[Dataset items]
** begin **
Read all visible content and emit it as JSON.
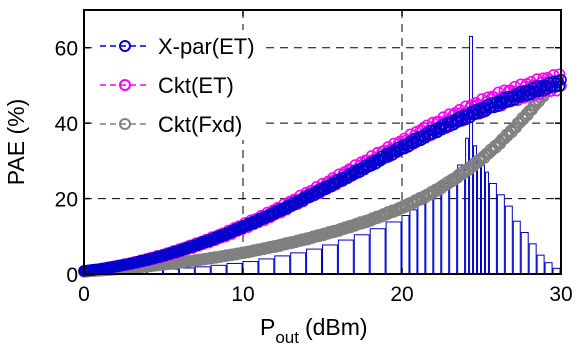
{
  "chart_data": {
    "type": "scatter",
    "title": "",
    "xlabel": "P",
    "xlabel_subscript": "out",
    "xlabel_unit": "(dBm)",
    "ylabel": "PAE (%)",
    "xlim": [
      0,
      30
    ],
    "ylim": [
      0,
      70
    ],
    "xticks": [
      "0",
      "10",
      "20",
      "30"
    ],
    "yticks": [
      "0",
      "20",
      "40",
      "60"
    ],
    "grid": true,
    "legend_position": "top-left",
    "series": [
      {
        "name": "X-par(ET)",
        "color": "#0000cc",
        "marker": "open-circle",
        "x": [
          0,
          1,
          2,
          3,
          4,
          5,
          6,
          7,
          8,
          9,
          10,
          11,
          12,
          13,
          14,
          15,
          16,
          17,
          18,
          19,
          20,
          21,
          22,
          23,
          24,
          25,
          26,
          27,
          28,
          29,
          30
        ],
        "y": [
          0.8,
          1.3,
          2.0,
          2.8,
          3.8,
          4.9,
          6.2,
          7.6,
          9.1,
          10.7,
          12.5,
          14.3,
          16.2,
          18.2,
          20.3,
          22.4,
          24.6,
          26.8,
          29.0,
          31.3,
          33.5,
          35.7,
          37.8,
          39.8,
          41.7,
          43.5,
          45.2,
          46.8,
          48.3,
          49.6,
          50.8
        ]
      },
      {
        "name": "Ckt(ET)",
        "color": "#ff00ff",
        "marker": "open-circle",
        "x": [
          0,
          1,
          2,
          3,
          4,
          5,
          6,
          7,
          8,
          9,
          10,
          11,
          12,
          13,
          14,
          15,
          16,
          17,
          18,
          19,
          20,
          21,
          22,
          23,
          24,
          25,
          26,
          27,
          28,
          29,
          30
        ],
        "y": [
          0.8,
          1.3,
          2.0,
          2.8,
          3.8,
          4.9,
          6.2,
          7.6,
          9.1,
          10.7,
          12.6,
          14.4,
          16.4,
          18.5,
          20.7,
          22.9,
          25.2,
          27.5,
          29.8,
          32.1,
          34.3,
          36.6,
          38.8,
          40.8,
          42.7,
          44.5,
          46.2,
          47.7,
          49.0,
          50.2,
          51.0
        ]
      },
      {
        "name": "Ckt(Fxd)",
        "color": "#808080",
        "marker": "open-circle",
        "x": [
          0,
          2,
          4,
          6,
          8,
          10,
          12,
          14,
          16,
          18,
          20,
          21,
          22,
          23,
          24,
          25,
          26,
          27,
          28,
          29
        ],
        "y": [
          0.6,
          1.2,
          2.0,
          3.0,
          4.2,
          5.6,
          7.3,
          9.3,
          11.6,
          14.3,
          17.6,
          19.6,
          21.8,
          24.4,
          27.3,
          30.5,
          34.2,
          38.4,
          43.0,
          48.0
        ]
      }
    ],
    "histogram": {
      "color": "#0000cc",
      "bins_x": [
        0,
        1,
        2,
        3,
        4,
        5,
        6,
        7,
        8,
        9,
        10,
        11,
        12,
        13,
        14,
        15,
        16,
        17,
        18,
        19,
        20,
        20.5,
        21,
        21.5,
        22,
        22.5,
        23,
        23.5,
        24,
        24.25,
        24.5,
        24.75,
        25,
        25.25,
        25.5,
        26,
        26.5,
        27,
        27.5,
        28,
        28.5,
        29,
        29.5
      ],
      "heights": [
        0.5,
        0.6,
        0.8,
        0.9,
        1.1,
        1.3,
        1.6,
        1.9,
        2.3,
        2.8,
        3.3,
        4.0,
        4.8,
        5.6,
        6.6,
        7.7,
        9.0,
        10.4,
        12.0,
        13.8,
        15.5,
        17.0,
        18.6,
        20.3,
        22.1,
        24.0,
        26.2,
        28.9,
        36.0,
        63.0,
        34.0,
        30.0,
        29.0,
        27.0,
        24.0,
        21.0,
        18.0,
        14.0,
        11.0,
        8.0,
        5.0,
        3.0,
        1.5
      ]
    }
  }
}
** end **
**Short problem**
Without the images, write out each line of the data verbatim.

**Answer for this exercise**
Read all visible content and emit it as JSON.
{
  "chart_data": {
    "type": "scatter",
    "title": "",
    "xlabel": "P",
    "xlabel_subscript": "out",
    "xlabel_unit": "(dBm)",
    "ylabel": "PAE (%)",
    "xlim": [
      0,
      30
    ],
    "ylim": [
      0,
      70
    ],
    "xticks": [
      "0",
      "10",
      "20",
      "30"
    ],
    "yticks": [
      "0",
      "20",
      "40",
      "60"
    ],
    "grid": true,
    "legend_position": "top-left",
    "series": [
      {
        "name": "X-par(ET)",
        "color": "#0000cc",
        "marker": "open-circle",
        "x": [
          0,
          1,
          2,
          3,
          4,
          5,
          6,
          7,
          8,
          9,
          10,
          11,
          12,
          13,
          14,
          15,
          16,
          17,
          18,
          19,
          20,
          21,
          22,
          23,
          24,
          25,
          26,
          27,
          28,
          29,
          30
        ],
        "y": [
          0.8,
          1.3,
          2.0,
          2.8,
          3.8,
          4.9,
          6.2,
          7.6,
          9.1,
          10.7,
          12.5,
          14.3,
          16.2,
          18.2,
          20.3,
          22.4,
          24.6,
          26.8,
          29.0,
          31.3,
          33.5,
          35.7,
          37.8,
          39.8,
          41.7,
          43.5,
          45.2,
          46.8,
          48.3,
          49.6,
          50.8
        ]
      },
      {
        "name": "Ckt(ET)",
        "color": "#ff00ff",
        "marker": "open-circle",
        "x": [
          0,
          1,
          2,
          3,
          4,
          5,
          6,
          7,
          8,
          9,
          10,
          11,
          12,
          13,
          14,
          15,
          16,
          17,
          18,
          19,
          20,
          21,
          22,
          23,
          24,
          25,
          26,
          27,
          28,
          29,
          30
        ],
        "y": [
          0.8,
          1.3,
          2.0,
          2.8,
          3.8,
          4.9,
          6.2,
          7.6,
          9.1,
          10.7,
          12.6,
          14.4,
          16.4,
          18.5,
          20.7,
          22.9,
          25.2,
          27.5,
          29.8,
          32.1,
          34.3,
          36.6,
          38.8,
          40.8,
          42.7,
          44.5,
          46.2,
          47.7,
          49.0,
          50.2,
          51.0
        ]
      },
      {
        "name": "Ckt(Fxd)",
        "color": "#808080",
        "marker": "open-circle",
        "x": [
          0,
          2,
          4,
          6,
          8,
          10,
          12,
          14,
          16,
          18,
          20,
          21,
          22,
          23,
          24,
          25,
          26,
          27,
          28,
          29
        ],
        "y": [
          0.6,
          1.2,
          2.0,
          3.0,
          4.2,
          5.6,
          7.3,
          9.3,
          11.6,
          14.3,
          17.6,
          19.6,
          21.8,
          24.4,
          27.3,
          30.5,
          34.2,
          38.4,
          43.0,
          48.0
        ]
      }
    ],
    "histogram": {
      "color": "#0000cc",
      "bins_x": [
        0,
        1,
        2,
        3,
        4,
        5,
        6,
        7,
        8,
        9,
        10,
        11,
        12,
        13,
        14,
        15,
        16,
        17,
        18,
        19,
        20,
        20.5,
        21,
        21.5,
        22,
        22.5,
        23,
        23.5,
        24,
        24.25,
        24.5,
        24.75,
        25,
        25.25,
        25.5,
        26,
        26.5,
        27,
        27.5,
        28,
        28.5,
        29,
        29.5
      ],
      "heights": [
        0.5,
        0.6,
        0.8,
        0.9,
        1.1,
        1.3,
        1.6,
        1.9,
        2.3,
        2.8,
        3.3,
        4.0,
        4.8,
        5.6,
        6.6,
        7.7,
        9.0,
        10.4,
        12.0,
        13.8,
        15.5,
        17.0,
        18.6,
        20.3,
        22.1,
        24.0,
        26.2,
        28.9,
        36.0,
        63.0,
        34.0,
        30.0,
        29.0,
        27.0,
        24.0,
        21.0,
        18.0,
        14.0,
        11.0,
        8.0,
        5.0,
        3.0,
        1.5
      ]
    }
  }
}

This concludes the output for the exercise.